> Task brief
Leave out the pictures and return every entry exactly as it appears.

> Records supplied
########################################

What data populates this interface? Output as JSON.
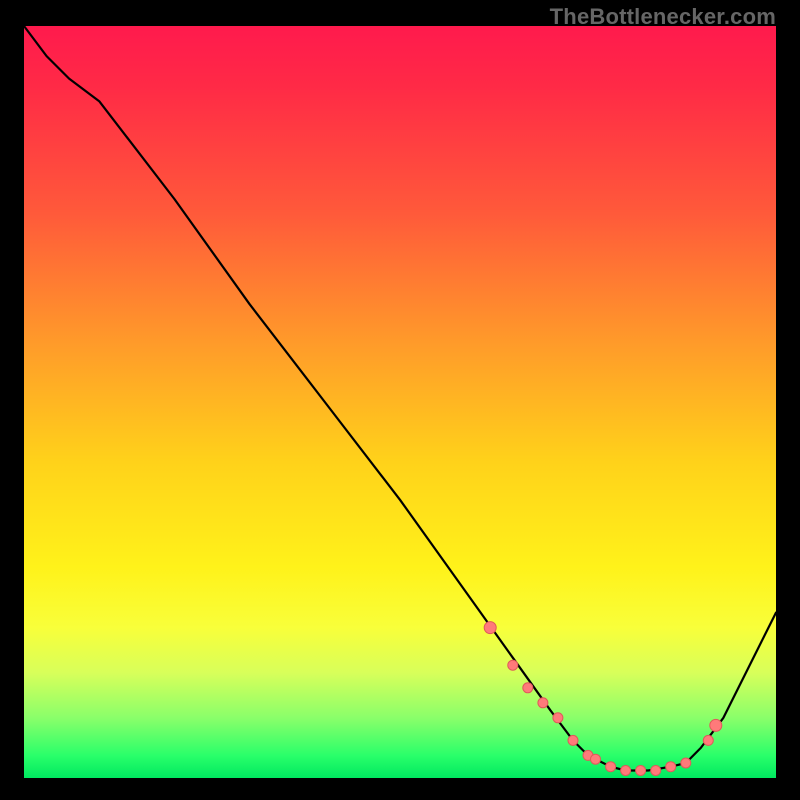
{
  "attribution": "TheBottlenecker.com",
  "colors": {
    "gradient_top": "#ff1a4d",
    "gradient_mid1": "#ff9a2a",
    "gradient_mid2": "#fff21a",
    "gradient_bottom": "#00e860",
    "curve": "#000000",
    "dot_fill": "#ff7a7a",
    "dot_stroke": "#e05a5a",
    "background": "#000000"
  },
  "chart_data": {
    "type": "line",
    "title": "",
    "xlabel": "",
    "ylabel": "",
    "xlim": [
      0,
      100
    ],
    "ylim": [
      0,
      100
    ],
    "grid": false,
    "legend": false,
    "series": [
      {
        "name": "curve",
        "x": [
          0,
          3,
          6,
          10,
          20,
          30,
          40,
          50,
          60,
          65,
          70,
          73,
          75,
          78,
          80,
          83,
          86,
          88,
          90,
          93,
          97,
          100
        ],
        "values": [
          100,
          96,
          93,
          90,
          77,
          63,
          50,
          37,
          23,
          16,
          9,
          5,
          3,
          1.5,
          1,
          1,
          1.5,
          2,
          4,
          8,
          16,
          22
        ]
      }
    ],
    "highlight_points": {
      "name": "dots",
      "x": [
        62,
        65,
        67,
        69,
        71,
        73,
        75,
        76,
        78,
        80,
        82,
        84,
        86,
        88,
        91,
        92
      ],
      "values": [
        20,
        15,
        12,
        10,
        8,
        5,
        3,
        2.5,
        1.5,
        1,
        1,
        1,
        1.5,
        2,
        5,
        7
      ]
    }
  }
}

########################################

> Result for this exercise
What data populates this interface? Output as JSON.
{
  "attribution": "TheBottlenecker.com",
  "colors": {
    "gradient_top": "#ff1a4d",
    "gradient_mid1": "#ff9a2a",
    "gradient_mid2": "#fff21a",
    "gradient_bottom": "#00e860",
    "curve": "#000000",
    "dot_fill": "#ff7a7a",
    "dot_stroke": "#e05a5a",
    "background": "#000000"
  },
  "chart_data": {
    "type": "line",
    "title": "",
    "xlabel": "",
    "ylabel": "",
    "xlim": [
      0,
      100
    ],
    "ylim": [
      0,
      100
    ],
    "grid": false,
    "legend": false,
    "series": [
      {
        "name": "curve",
        "x": [
          0,
          3,
          6,
          10,
          20,
          30,
          40,
          50,
          60,
          65,
          70,
          73,
          75,
          78,
          80,
          83,
          86,
          88,
          90,
          93,
          97,
          100
        ],
        "values": [
          100,
          96,
          93,
          90,
          77,
          63,
          50,
          37,
          23,
          16,
          9,
          5,
          3,
          1.5,
          1,
          1,
          1.5,
          2,
          4,
          8,
          16,
          22
        ]
      }
    ],
    "highlight_points": {
      "name": "dots",
      "x": [
        62,
        65,
        67,
        69,
        71,
        73,
        75,
        76,
        78,
        80,
        82,
        84,
        86,
        88,
        91,
        92
      ],
      "values": [
        20,
        15,
        12,
        10,
        8,
        5,
        3,
        2.5,
        1.5,
        1,
        1,
        1,
        1.5,
        2,
        5,
        7
      ]
    }
  }
}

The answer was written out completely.